▸ **EXERCISE OBJECTIVE**: Check each line of the listing for the string "полупроницаемую", count the lines that have it, and answer with that number only.

--------------------

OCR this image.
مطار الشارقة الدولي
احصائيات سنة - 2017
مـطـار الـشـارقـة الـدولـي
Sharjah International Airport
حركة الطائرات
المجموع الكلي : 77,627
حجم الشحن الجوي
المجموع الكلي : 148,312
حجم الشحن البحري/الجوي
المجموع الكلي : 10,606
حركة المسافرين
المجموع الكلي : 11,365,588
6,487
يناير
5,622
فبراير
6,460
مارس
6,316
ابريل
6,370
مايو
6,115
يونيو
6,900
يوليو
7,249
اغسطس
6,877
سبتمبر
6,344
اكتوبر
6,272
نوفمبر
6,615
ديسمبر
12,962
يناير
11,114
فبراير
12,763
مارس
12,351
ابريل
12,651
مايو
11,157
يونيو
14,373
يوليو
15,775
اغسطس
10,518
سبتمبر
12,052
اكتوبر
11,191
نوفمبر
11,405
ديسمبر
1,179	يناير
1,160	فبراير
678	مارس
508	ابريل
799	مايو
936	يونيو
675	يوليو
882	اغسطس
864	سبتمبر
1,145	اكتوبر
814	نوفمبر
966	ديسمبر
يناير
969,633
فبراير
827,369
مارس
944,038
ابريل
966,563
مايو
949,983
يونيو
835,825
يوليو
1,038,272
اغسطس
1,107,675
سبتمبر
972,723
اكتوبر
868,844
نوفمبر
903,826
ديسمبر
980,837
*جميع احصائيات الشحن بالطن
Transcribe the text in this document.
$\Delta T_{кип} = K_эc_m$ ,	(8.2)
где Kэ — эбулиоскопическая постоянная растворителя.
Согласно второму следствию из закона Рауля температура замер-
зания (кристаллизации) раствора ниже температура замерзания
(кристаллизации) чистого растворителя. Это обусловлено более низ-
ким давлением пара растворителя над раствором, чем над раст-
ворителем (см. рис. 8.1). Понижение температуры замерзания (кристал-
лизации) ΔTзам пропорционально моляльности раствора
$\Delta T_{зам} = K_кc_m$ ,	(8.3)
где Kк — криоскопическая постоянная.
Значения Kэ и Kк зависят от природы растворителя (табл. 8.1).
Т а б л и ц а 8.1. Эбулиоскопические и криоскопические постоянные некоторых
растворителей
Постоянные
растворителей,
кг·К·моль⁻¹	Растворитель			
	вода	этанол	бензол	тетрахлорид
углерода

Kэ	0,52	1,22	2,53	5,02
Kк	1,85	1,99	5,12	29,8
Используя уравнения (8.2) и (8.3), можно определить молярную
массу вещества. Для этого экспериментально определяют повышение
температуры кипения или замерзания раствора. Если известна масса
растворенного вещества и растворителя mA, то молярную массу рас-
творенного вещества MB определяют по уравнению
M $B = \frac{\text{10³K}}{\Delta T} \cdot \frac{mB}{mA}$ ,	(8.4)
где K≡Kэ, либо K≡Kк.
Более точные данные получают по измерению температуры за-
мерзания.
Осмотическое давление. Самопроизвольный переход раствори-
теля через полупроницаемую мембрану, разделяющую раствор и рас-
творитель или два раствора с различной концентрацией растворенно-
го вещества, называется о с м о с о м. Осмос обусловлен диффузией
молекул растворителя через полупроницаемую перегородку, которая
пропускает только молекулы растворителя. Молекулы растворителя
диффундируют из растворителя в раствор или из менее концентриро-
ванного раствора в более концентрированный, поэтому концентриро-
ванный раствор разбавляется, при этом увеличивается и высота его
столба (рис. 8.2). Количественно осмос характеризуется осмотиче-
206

--------------------

▸ **FINAL RESULT**: 2